[EXERCISE DIRECTIONS]:
Copy down all of the data underneath, exactly as shown.

Saved entries
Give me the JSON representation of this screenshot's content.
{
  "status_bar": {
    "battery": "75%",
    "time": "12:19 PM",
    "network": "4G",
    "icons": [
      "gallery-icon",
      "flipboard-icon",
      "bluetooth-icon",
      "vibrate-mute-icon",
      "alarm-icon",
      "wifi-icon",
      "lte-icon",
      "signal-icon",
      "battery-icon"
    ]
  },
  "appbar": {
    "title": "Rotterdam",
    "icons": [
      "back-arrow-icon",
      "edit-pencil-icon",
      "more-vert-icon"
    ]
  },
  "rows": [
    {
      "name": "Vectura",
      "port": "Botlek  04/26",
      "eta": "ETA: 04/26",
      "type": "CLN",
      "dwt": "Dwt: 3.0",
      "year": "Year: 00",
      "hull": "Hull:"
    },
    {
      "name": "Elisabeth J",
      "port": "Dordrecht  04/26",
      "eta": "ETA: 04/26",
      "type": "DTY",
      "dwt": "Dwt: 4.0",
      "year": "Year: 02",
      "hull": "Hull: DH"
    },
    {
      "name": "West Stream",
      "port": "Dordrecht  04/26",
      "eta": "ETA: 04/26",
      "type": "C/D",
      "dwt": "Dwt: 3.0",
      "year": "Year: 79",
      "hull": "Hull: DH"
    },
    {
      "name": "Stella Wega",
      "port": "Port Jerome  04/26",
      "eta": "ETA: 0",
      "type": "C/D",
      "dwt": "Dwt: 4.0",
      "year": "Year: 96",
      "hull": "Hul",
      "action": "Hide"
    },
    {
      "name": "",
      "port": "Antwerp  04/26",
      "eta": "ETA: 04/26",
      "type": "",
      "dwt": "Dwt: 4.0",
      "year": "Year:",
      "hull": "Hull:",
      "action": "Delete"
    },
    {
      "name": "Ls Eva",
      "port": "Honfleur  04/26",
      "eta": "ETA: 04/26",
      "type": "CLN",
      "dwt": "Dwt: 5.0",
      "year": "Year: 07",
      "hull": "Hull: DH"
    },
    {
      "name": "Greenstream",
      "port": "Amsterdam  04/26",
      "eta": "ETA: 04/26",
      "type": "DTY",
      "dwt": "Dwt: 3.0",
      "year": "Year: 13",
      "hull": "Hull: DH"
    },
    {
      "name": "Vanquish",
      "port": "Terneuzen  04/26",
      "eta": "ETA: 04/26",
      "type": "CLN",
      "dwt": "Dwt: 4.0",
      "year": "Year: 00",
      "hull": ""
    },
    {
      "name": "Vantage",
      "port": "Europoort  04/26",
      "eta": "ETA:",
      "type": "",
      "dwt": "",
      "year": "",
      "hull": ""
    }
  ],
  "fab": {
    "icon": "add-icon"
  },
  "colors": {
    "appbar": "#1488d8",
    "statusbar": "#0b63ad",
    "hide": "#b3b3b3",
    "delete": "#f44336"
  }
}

[REPLY]:
Give me the JSON representation of this screenshot's content.
{
  "status_bar": {
    "battery": "75%",
    "time": "12:19 PM",
    "network": "4G",
    "icons": [
      "gallery-icon",
      "flipboard-icon",
      "bluetooth-icon",
      "vibrate-mute-icon",
      "alarm-icon",
      "wifi-icon",
      "lte-icon",
      "signal-icon",
      "battery-icon"
    ]
  },
  "appbar": {
    "title": "Rotterdam",
    "icons": [
      "back-arrow-icon",
      "edit-pencil-icon",
      "more-vert-icon"
    ]
  },
  "rows": [
    {
      "name": "Vectura",
      "port": "Botlek  04/26",
      "eta": "ETA: 04/26",
      "type": "CLN",
      "dwt": "Dwt: 3.0",
      "year": "Year: 00",
      "hull": "Hull:"
    },
    {
      "name": "Elisabeth J",
      "port": "Dordrecht  04/26",
      "eta": "ETA: 04/26",
      "type": "DTY",
      "dwt": "Dwt: 4.0",
      "year": "Year: 02",
      "hull": "Hull: DH"
    },
    {
      "name": "West Stream",
      "port": "Dordrecht  04/26",
      "eta": "ETA: 04/26",
      "type": "C/D",
      "dwt": "Dwt: 3.0",
      "year": "Year: 79",
      "hull": "Hull: DH"
    },
    {
      "name": "Stella Wega",
      "port": "Port Jerome  04/26",
      "eta": "ETA: 0",
      "type": "C/D",
      "dwt": "Dwt: 4.0",
      "year": "Year: 96",
      "hull": "Hul",
      "action": "Hide"
    },
    {
      "name": "",
      "port": "Antwerp  04/26",
      "eta": "ETA: 04/26",
      "type": "",
      "dwt": "Dwt: 4.0",
      "year": "Year:",
      "hull": "Hull:",
      "action": "Delete"
    },
    {
      "name": "Ls Eva",
      "port": "Honfleur  04/26",
      "eta": "ETA: 04/26",
      "type": "CLN",
      "dwt": "Dwt: 5.0",
      "year": "Year: 07",
      "hull": "Hull: DH"
    },
    {
      "name": "Greenstream",
      "port": "Amsterdam  04/26",
      "eta": "ETA: 04/26",
      "type": "DTY",
      "dwt": "Dwt: 3.0",
      "year": "Year: 13",
      "hull": "Hull: DH"
    },
    {
      "name": "Vanquish",
      "port": "Terneuzen  04/26",
      "eta": "ETA: 04/26",
      "type": "CLN",
      "dwt": "Dwt: 4.0",
      "year": "Year: 00",
      "hull": ""
    },
    {
      "name": "Vantage",
      "port": "Europoort  04/26",
      "eta": "ETA:",
      "type": "",
      "dwt": "",
      "year": "",
      "hull": ""
    }
  ],
  "fab": {
    "icon": "add-icon"
  },
  "colors": {
    "appbar": "#1488d8",
    "statusbar": "#0b63ad",
    "hide": "#b3b3b3",
    "delete": "#f44336"
  }
}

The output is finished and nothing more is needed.